OBJECTIVE
Copy out every line exactly as given.

[start of ENTRIES SHOWN]

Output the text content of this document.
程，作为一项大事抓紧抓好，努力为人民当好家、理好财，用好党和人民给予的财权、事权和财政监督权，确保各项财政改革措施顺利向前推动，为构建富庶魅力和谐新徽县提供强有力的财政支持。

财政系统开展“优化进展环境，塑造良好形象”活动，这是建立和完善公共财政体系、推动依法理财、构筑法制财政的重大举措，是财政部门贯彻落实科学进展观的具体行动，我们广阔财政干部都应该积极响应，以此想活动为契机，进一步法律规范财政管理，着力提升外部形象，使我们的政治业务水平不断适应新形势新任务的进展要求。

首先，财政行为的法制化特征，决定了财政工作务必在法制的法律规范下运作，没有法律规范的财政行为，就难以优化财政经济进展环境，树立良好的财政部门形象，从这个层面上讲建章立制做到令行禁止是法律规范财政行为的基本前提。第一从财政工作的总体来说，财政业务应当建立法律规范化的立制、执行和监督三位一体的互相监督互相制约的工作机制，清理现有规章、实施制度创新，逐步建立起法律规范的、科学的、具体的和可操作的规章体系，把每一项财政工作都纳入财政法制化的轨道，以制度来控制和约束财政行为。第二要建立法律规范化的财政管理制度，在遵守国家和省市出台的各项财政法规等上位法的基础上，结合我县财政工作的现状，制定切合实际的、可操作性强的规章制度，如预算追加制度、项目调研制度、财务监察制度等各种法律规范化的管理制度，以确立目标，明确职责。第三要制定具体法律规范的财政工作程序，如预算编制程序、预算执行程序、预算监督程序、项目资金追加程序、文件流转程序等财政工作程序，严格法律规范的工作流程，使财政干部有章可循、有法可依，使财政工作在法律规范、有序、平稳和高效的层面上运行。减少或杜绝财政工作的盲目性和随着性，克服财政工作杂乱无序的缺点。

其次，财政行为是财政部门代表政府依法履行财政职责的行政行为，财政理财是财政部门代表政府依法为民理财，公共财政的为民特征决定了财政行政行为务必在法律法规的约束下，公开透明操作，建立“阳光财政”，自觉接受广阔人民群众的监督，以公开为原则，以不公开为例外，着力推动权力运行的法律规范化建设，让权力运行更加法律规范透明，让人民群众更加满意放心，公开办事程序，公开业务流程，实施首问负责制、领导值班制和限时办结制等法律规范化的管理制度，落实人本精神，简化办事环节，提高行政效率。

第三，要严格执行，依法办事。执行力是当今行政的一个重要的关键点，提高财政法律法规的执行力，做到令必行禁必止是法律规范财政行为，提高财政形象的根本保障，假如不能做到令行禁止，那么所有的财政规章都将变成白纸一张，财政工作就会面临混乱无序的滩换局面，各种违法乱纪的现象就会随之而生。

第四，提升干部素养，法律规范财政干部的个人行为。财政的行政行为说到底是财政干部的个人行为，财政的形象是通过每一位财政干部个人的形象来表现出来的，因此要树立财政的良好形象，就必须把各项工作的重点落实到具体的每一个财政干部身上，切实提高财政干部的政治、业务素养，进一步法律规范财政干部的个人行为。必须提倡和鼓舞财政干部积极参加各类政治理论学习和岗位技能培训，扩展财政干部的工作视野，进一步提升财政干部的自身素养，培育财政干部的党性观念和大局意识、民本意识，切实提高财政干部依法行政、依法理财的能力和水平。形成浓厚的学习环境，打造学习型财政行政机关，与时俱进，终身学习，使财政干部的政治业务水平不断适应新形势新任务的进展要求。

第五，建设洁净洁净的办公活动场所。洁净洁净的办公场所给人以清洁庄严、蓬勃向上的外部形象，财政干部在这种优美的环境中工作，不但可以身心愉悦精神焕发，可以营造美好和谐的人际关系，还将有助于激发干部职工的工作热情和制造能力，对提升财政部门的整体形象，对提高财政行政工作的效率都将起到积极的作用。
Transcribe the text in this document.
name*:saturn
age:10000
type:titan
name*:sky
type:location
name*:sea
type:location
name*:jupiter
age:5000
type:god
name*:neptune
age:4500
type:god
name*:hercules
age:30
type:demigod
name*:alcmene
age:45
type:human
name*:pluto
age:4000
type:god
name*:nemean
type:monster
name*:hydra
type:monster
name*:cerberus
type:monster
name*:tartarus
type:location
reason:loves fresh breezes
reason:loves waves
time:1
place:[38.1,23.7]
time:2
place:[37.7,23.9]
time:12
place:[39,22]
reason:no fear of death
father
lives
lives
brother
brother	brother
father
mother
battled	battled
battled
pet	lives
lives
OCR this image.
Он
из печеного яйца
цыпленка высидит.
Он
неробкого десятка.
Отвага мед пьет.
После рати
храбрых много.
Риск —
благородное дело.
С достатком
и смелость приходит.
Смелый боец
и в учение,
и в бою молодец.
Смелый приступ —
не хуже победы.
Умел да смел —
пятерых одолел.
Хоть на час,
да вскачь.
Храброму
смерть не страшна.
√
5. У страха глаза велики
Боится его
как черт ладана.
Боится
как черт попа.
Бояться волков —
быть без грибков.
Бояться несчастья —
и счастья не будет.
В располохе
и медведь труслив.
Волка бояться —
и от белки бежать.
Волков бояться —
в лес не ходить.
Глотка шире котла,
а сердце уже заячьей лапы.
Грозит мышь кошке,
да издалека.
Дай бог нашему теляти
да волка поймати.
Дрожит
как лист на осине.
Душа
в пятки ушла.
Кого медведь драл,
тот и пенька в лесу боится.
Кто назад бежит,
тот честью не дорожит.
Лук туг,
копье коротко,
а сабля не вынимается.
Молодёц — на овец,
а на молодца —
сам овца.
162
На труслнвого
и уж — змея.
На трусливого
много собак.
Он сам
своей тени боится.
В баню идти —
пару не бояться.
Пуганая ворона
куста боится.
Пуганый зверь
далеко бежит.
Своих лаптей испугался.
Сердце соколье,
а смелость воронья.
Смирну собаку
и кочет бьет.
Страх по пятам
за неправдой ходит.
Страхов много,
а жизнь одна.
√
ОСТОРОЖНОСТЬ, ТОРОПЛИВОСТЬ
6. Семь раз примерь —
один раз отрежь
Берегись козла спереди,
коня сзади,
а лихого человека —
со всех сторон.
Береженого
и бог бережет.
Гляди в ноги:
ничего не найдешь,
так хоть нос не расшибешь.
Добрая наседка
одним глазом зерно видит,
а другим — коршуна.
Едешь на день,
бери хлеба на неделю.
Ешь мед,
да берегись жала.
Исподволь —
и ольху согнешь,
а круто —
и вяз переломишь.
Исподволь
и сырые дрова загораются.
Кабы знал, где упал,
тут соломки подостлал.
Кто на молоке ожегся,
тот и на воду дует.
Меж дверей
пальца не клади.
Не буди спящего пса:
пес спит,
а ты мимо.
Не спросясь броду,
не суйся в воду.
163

[end of ENTRIES SHOWN]

THE REPLY
Output the text content of this document.
程，作为一项大事抓紧抓好，努力为人民当好家、理好财，用好党和人民给予的财权、事权和财政监督权，确保各项财政改革措施顺利向前推动，为构建富庶魅力和谐新徽县提供强有力的财政支持。

财政系统开展“优化进展环境，塑造良好形象”活动，这是建立和完善公共财政体系、推动依法理财、构筑法制财政的重大举措，是财政部门贯彻落实科学进展观的具体行动，我们广阔财政干部都应该积极响应，以此想活动为契机，进一步法律规范财政管理，着力提升外部形象，使我们的政治业务水平不断适应新形势新任务的进展要求。

首先，财政行为的法制化特征，决定了财政工作务必在法制的法律规范下运作，没有法律规范的财政行为，就难以优化财政经济进展环境，树立良好的财政部门形象，从这个层面上讲建章立制做到令行禁止是法律规范财政行为的基本前提。第一从财政工作的总体来说，财政业务应当建立法律规范化的立制、执行和监督三位一体的互相监督互相制约的工作机制，清理现有规章、实施制度创新，逐步建立起法律规范的、科学的、具体的和可操作的规章体系，把每一项财政工作都纳入财政法制化的轨道，以制度来控制和约束财政行为。第二要建立法律规范化的财政管理制度，在遵守国家和省市出台的各项财政法规等上位法的基础上，结合我县财政工作的现状，制定切合实际的、可操作性强的规章制度，如预算追加制度、项目调研制度、财务监察制度等各种法律规范化的管理制度，以确立目标，明确职责。第三要制定具体法律规范的财政工作程序，如预算编制程序、预算执行程序、预算监督程序、项目资金追加程序、文件流转程序等财政工作程序，严格法律规范的工作流程，使财政干部有章可循、有法可依，使财政工作在法律规范、有序、平稳和高效的层面上运行。减少或杜绝财政工作的盲目性和随着性，克服财政工作杂乱无序的缺点。

其次，财政行为是财政部门代表政府依法履行财政职责的行政行为，财政理财是财政部门代表政府依法为民理财，公共财政的为民特征决定了财政行政行为务必在法律法规的约束下，公开透明操作，建立“阳光财政”，自觉接受广阔人民群众的监督，以公开为原则，以不公开为例外，着力推动权力运行的法律规范化建设，让权力运行更加法律规范透明，让人民群众更加满意放心，公开办事程序，公开业务流程，实施首问负责制、领导值班制和限时办结制等法律规范化的管理制度，落实人本精神，简化办事环节，提高行政效率。

第三，要严格执行，依法办事。执行力是当今行政的一个重要的关键点，提高财政法律法规的执行力，做到令必行禁必止是法律规范财政行为，提高财政形象的根本保障，假如不能做到令行禁止，那么所有的财政规章都将变成白纸一张，财政工作就会面临混乱无序的滩换局面，各种违法乱纪的现象就会随之而生。

第四，提升干部素养，法律规范财政干部的个人行为。财政的行政行为说到底是财政干部的个人行为，财政的形象是通过每一位财政干部个人的形象来表现出来的，因此要树立财政的良好形象，就必须把各项工作的重点落实到具体的每一个财政干部身上，切实提高财政干部的政治、业务素养，进一步法律规范财政干部的个人行为。必须提倡和鼓舞财政干部积极参加各类政治理论学习和岗位技能培训，扩展财政干部的工作视野，进一步提升财政干部的自身素养，培育财政干部的党性观念和大局意识、民本意识，切实提高财政干部依法行政、依法理财的能力和水平。形成浓厚的学习环境，打造学习型财政行政机关，与时俱进，终身学习，使财政干部的政治业务水平不断适应新形势新任务的进展要求。

第五，建设洁净洁净的办公活动场所。洁净洁净的办公场所给人以清洁庄严、蓬勃向上的外部形象，财政干部在这种优美的环境中工作，不但可以身心愉悦精神焕发，可以营造美好和谐的人际关系，还将有助于激发干部职工的工作热情和制造能力，对提升财政部门的整体形象，对提高财政行政工作的效率都将起到积极的作用。
Transcribe the text in this document.
name*:saturn
age:10000
type:titan
name*:sky
type:location
name*:sea
type:location
name*:jupiter
age:5000
type:god
name*:neptune
age:4500
type:god
name*:hercules
age:30
type:demigod
name*:alcmene
age:45
type:human
name*:pluto
age:4000
type:god
name*:nemean
type:monster
name*:hydra
type:monster
name*:cerberus
type:monster
name*:tartarus
type:location
reason:loves fresh breezes
reason:loves waves
time:1
place:[38.1,23.7]
time:2
place:[37.7,23.9]
time:12
place:[39,22]
reason:no fear of death
father
lives
lives
brother
brother	brother
father
mother
battled	battled
battled
pet	lives
lives
OCR this image.
Он
из печеного яйца
цыпленка высидит.
Он
неробкого десятка.
Отвага мед пьет.
После рати
храбрых много.
Риск —
благородное дело.
С достатком
и смелость приходит.
Смелый боец
и в учение,
и в бою молодец.
Смелый приступ —
не хуже победы.
Умел да смел —
пятерых одолел.
Хоть на час,
да вскачь.
Храброму
смерть не страшна.
√
5. У страха глаза велики
Боится его
как черт ладана.
Боится
как черт попа.
Бояться волков —
быть без грибков.
Бояться несчастья —
и счастья не будет.
В располохе
и медведь труслив.
Волка бояться —
и от белки бежать.
Волков бояться —
в лес не ходить.
Глотка шире котла,
а сердце уже заячьей лапы.
Грозит мышь кошке,
да издалека.
Дай бог нашему теляти
да волка поймати.
Дрожит
как лист на осине.
Душа
в пятки ушла.
Кого медведь драл,
тот и пенька в лесу боится.
Кто назад бежит,
тот честью не дорожит.
Лук туг,
копье коротко,
а сабля не вынимается.
Молодёц — на овец,
а на молодца —
сам овца.
162
На труслнвого
и уж — змея.
На трусливого
много собак.
Он сам
своей тени боится.
В баню идти —
пару не бояться.
Пуганая ворона
куста боится.
Пуганый зверь
далеко бежит.
Своих лаптей испугался.
Сердце соколье,
а смелость воронья.
Смирну собаку
и кочет бьет.
Страх по пятам
за неправдой ходит.
Страхов много,
а жизнь одна.
√
ОСТОРОЖНОСТЬ, ТОРОПЛИВОСТЬ
6. Семь раз примерь —
один раз отрежь
Берегись козла спереди,
коня сзади,
а лихого человека —
со всех сторон.
Береженого
и бог бережет.
Гляди в ноги:
ничего не найдешь,
так хоть нос не расшибешь.
Добрая наседка
одним глазом зерно видит,
а другим — коршуна.
Едешь на день,
бери хлеба на неделю.
Ешь мед,
да берегись жала.
Исподволь —
и ольху согнешь,
а круто —
и вяз переломишь.
Исподволь
и сырые дрова загораются.
Кабы знал, где упал,
тут соломки подостлал.
Кто на молоке ожегся,
тот и на воду дует.
Меж дверей
пальца не клади.
Не буди спящего пса:
пес спит,
а ты мимо.
Не спросясь броду,
не суйся в воду.
163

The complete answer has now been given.